Every entry below should be repeated exactly; the pictures should not.

» Dataset excerpts
---+---

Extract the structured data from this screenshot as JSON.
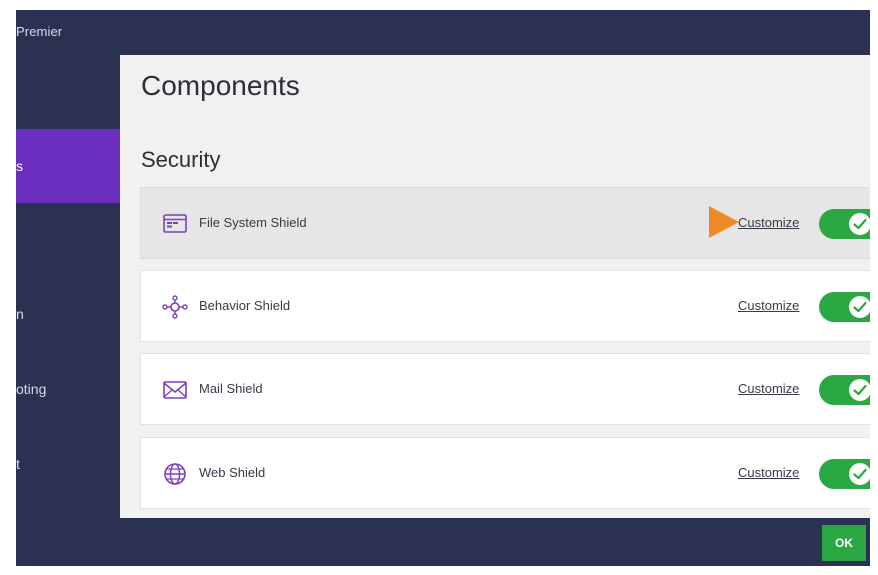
{
  "app": {
    "title": "Premier"
  },
  "sidebar": {
    "items": [
      {
        "label": "s",
        "active": true
      },
      {
        "label": "n",
        "active": false
      },
      {
        "label": "oting",
        "active": false
      },
      {
        "label": "t",
        "active": false
      }
    ]
  },
  "panel": {
    "title": "Components",
    "section": "Security",
    "rows": [
      {
        "icon": "window-icon",
        "label": "File System Shield",
        "link": "Customize",
        "enabled": true,
        "highlighted": true
      },
      {
        "icon": "behavior-icon",
        "label": "Behavior Shield",
        "link": "Customize",
        "enabled": true,
        "highlighted": false
      },
      {
        "icon": "mail-icon",
        "label": "Mail Shield",
        "link": "Customize",
        "enabled": true,
        "highlighted": false
      },
      {
        "icon": "globe-icon",
        "label": "Web Shield",
        "link": "Customize",
        "enabled": true,
        "highlighted": false
      }
    ]
  },
  "footer": {
    "ok_label": "OK"
  },
  "colors": {
    "sidebar_bg": "#2b3150",
    "accent_purple": "#6a2fbe",
    "toggle_green": "#2aa843",
    "arrow_orange": "#f08a24",
    "icon_purple": "#7b3fbf"
  }
}
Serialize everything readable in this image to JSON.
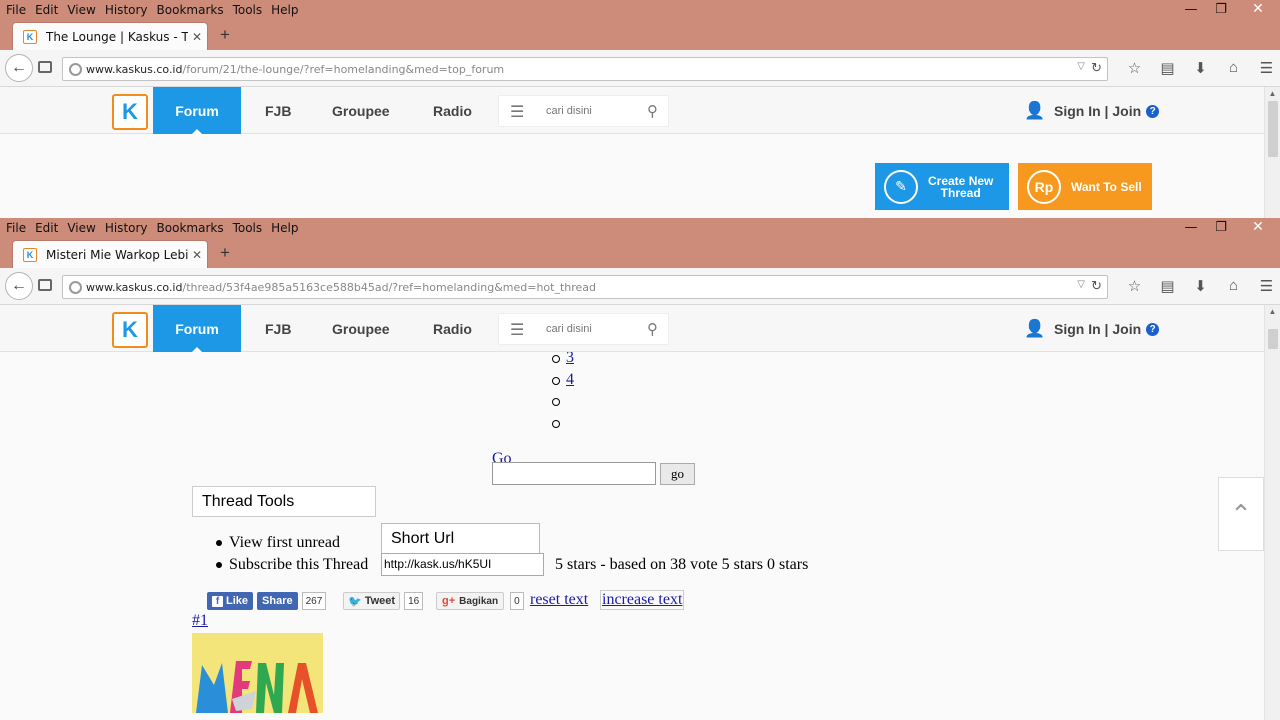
{
  "menu": [
    "File",
    "Edit",
    "View",
    "History",
    "Bookmarks",
    "Tools",
    "Help"
  ],
  "window_controls": {
    "minimize": "—",
    "restore": "❐",
    "close": "✕"
  },
  "window1": {
    "tab_title": "The Lounge | Kaskus - The ...",
    "url_host": "www.kaskus.co.id",
    "url_path": "/forum/21/the-lounge/?ref=homelanding&med=top_forum"
  },
  "window2": {
    "tab_title": "Misteri Mie Warkop Lebih ...",
    "url_host": "www.kaskus.co.id",
    "url_path": "/thread/53f4ae985a5163ce588b45ad/?ref=homelanding&med=hot_thread"
  },
  "site_nav": {
    "logo": "K",
    "items": [
      "Forum",
      "FJB",
      "Groupee",
      "Radio"
    ],
    "search_placeholder": "cari disini",
    "sign_in": "Sign In | Join",
    "help": "?"
  },
  "actions": {
    "create_line1": "Create New",
    "create_line2": "Thread",
    "sell": "Want To Sell",
    "sell_icon": "Rp"
  },
  "thread": {
    "pages": [
      "3",
      "4"
    ],
    "go_link": "Go",
    "go_button": "go",
    "thread_tools": "Thread Tools",
    "tools_items": [
      "View first unread",
      "Subscribe this Thread"
    ],
    "short_url_label": "Short Url",
    "short_url_value": "http://kask.us/hK5UI",
    "rating_text": "5 stars - based on 38 vote 5 stars 0 stars",
    "fb_like": "Like",
    "fb_share": "Share",
    "fb_count": "267",
    "tweet": "Tweet",
    "tweet_count": "16",
    "bagikan": "Bagikan",
    "bagikan_count": "0",
    "reset_text": "reset text",
    "increase_text": "increase text",
    "post_number": "#1",
    "back_to_top": "⌃"
  }
}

---+---

» Task output
Extract the structured data from this screenshot as JSON.
{
  "app": {
    "title": "Premier"
  },
  "sidebar": {
    "items": [
      {
        "label": "s",
        "active": true
      },
      {
        "label": "n",
        "active": false
      },
      {
        "label": "oting",
        "active": false
      },
      {
        "label": "t",
        "active": false
      }
    ]
  },
  "panel": {
    "title": "Components",
    "section": "Security",
    "rows": [
      {
        "icon": "window-icon",
        "label": "File System Shield",
        "link": "Customize",
        "enabled": true,
        "highlighted": true
      },
      {
        "icon": "behavior-icon",
        "label": "Behavior Shield",
        "link": "Customize",
        "enabled": true,
        "highlighted": false
      },
      {
        "icon": "mail-icon",
        "label": "Mail Shield",
        "link": "Customize",
        "enabled": true,
        "highlighted": false
      },
      {
        "icon": "globe-icon",
        "label": "Web Shield",
        "link": "Customize",
        "enabled": true,
        "highlighted": false
      }
    ]
  },
  "footer": {
    "ok_label": "OK"
  },
  "colors": {
    "sidebar_bg": "#2b3150",
    "accent_purple": "#6a2fbe",
    "toggle_green": "#2aa843",
    "arrow_orange": "#f08a24",
    "icon_purple": "#7b3fbf"
  }
}
Serialize everything readable in this image to JSON.
{
  "menu": [
    "File",
    "Edit",
    "View",
    "History",
    "Bookmarks",
    "Tools",
    "Help"
  ],
  "window_controls": {
    "minimize": "—",
    "restore": "❐",
    "close": "✕"
  },
  "window1": {
    "tab_title": "The Lounge | Kaskus - The ...",
    "url_host": "www.kaskus.co.id",
    "url_path": "/forum/21/the-lounge/?ref=homelanding&med=top_forum"
  },
  "window2": {
    "tab_title": "Misteri Mie Warkop Lebih ...",
    "url_host": "www.kaskus.co.id",
    "url_path": "/thread/53f4ae985a5163ce588b45ad/?ref=homelanding&med=hot_thread"
  },
  "site_nav": {
    "logo": "K",
    "items": [
      "Forum",
      "FJB",
      "Groupee",
      "Radio"
    ],
    "search_placeholder": "cari disini",
    "sign_in": "Sign In | Join",
    "help": "?"
  },
  "actions": {
    "create_line1": "Create New",
    "create_line2": "Thread",
    "sell": "Want To Sell",
    "sell_icon": "Rp"
  },
  "thread": {
    "pages": [
      "3",
      "4"
    ],
    "go_link": "Go",
    "go_button": "go",
    "thread_tools": "Thread Tools",
    "tools_items": [
      "View first unread",
      "Subscribe this Thread"
    ],
    "short_url_label": "Short Url",
    "short_url_value": "http://kask.us/hK5UI",
    "rating_text": "5 stars - based on 38 vote 5 stars 0 stars",
    "fb_like": "Like",
    "fb_share": "Share",
    "fb_count": "267",
    "tweet": "Tweet",
    "tweet_count": "16",
    "bagikan": "Bagikan",
    "bagikan_count": "0",
    "reset_text": "reset text",
    "increase_text": "increase text",
    "post_number": "#1",
    "back_to_top": "⌃"
  }
}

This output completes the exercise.